■ Source records
■ ■ ■ ■ ■ ■ ■

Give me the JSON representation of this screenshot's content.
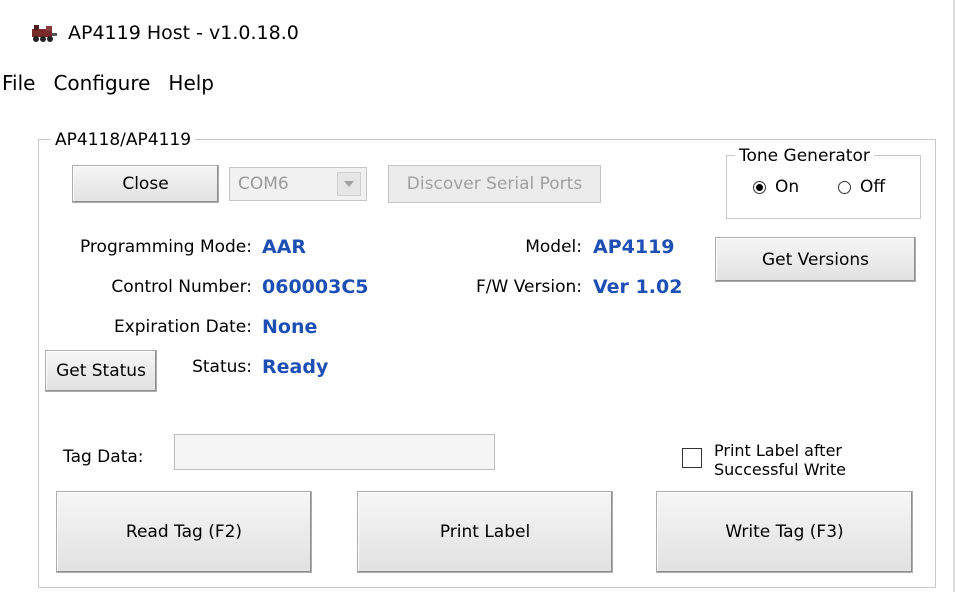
{
  "window": {
    "title": "AP4119 Host - v1.0.18.0",
    "icon": "locomotive-icon"
  },
  "menu": {
    "items": [
      "File",
      "Configure",
      "Help"
    ]
  },
  "group": {
    "legend": "AP4118/AP4119",
    "close_button": "Close",
    "port": {
      "value": "COM6",
      "arrow_icon": "chevron-down-icon"
    },
    "discover_button": "Discover Serial Ports",
    "tone": {
      "legend": "Tone Generator",
      "on_label": "On",
      "off_label": "Off",
      "selected": "On"
    },
    "info": {
      "programming_mode_label": "Programming Mode:",
      "programming_mode": "AAR",
      "control_number_label": "Control Number:",
      "control_number": "060003C5",
      "expiration_label": "Expiration Date:",
      "expiration": "None",
      "status_label": "Status:",
      "status": "Ready",
      "model_label": "Model:",
      "model": "AP4119",
      "fw_label": "F/W Version:",
      "fw": "Ver 1.02"
    },
    "get_versions_button": "Get Versions",
    "get_status_button": "Get Status",
    "tag_data_label": "Tag Data:",
    "tag_data_value": "",
    "print_after_write_label_line1": "Print Label after",
    "print_after_write_label_line2": "Successful Write",
    "print_after_write_checked": false,
    "read_tag_button": "Read Tag (F2)",
    "print_label_button": "Print Label",
    "write_tag_button": "Write Tag (F3)"
  },
  "colors": {
    "value_blue": "#1e4fb4",
    "disabled_text": "#a0a0a0"
  }
}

■ ■ ■ ■ ■ ■ ■

■ Task requirements
Exclude the pictures. Write out the remaining data exactly.

■ Response for this exercise
Give me the JSON representation of this screenshot's content.
{
  "window": {
    "title": "AP4119 Host - v1.0.18.0",
    "icon": "locomotive-icon"
  },
  "menu": {
    "items": [
      "File",
      "Configure",
      "Help"
    ]
  },
  "group": {
    "legend": "AP4118/AP4119",
    "close_button": "Close",
    "port": {
      "value": "COM6",
      "arrow_icon": "chevron-down-icon"
    },
    "discover_button": "Discover Serial Ports",
    "tone": {
      "legend": "Tone Generator",
      "on_label": "On",
      "off_label": "Off",
      "selected": "On"
    },
    "info": {
      "programming_mode_label": "Programming Mode:",
      "programming_mode": "AAR",
      "control_number_label": "Control Number:",
      "control_number": "060003C5",
      "expiration_label": "Expiration Date:",
      "expiration": "None",
      "status_label": "Status:",
      "status": "Ready",
      "model_label": "Model:",
      "model": "AP4119",
      "fw_label": "F/W Version:",
      "fw": "Ver 1.02"
    },
    "get_versions_button": "Get Versions",
    "get_status_button": "Get Status",
    "tag_data_label": "Tag Data:",
    "tag_data_value": "",
    "print_after_write_label_line1": "Print Label after",
    "print_after_write_label_line2": "Successful Write",
    "print_after_write_checked": false,
    "read_tag_button": "Read Tag (F2)",
    "print_label_button": "Print Label",
    "write_tag_button": "Write Tag (F3)"
  },
  "colors": {
    "value_blue": "#1e4fb4",
    "disabled_text": "#a0a0a0"
  }
}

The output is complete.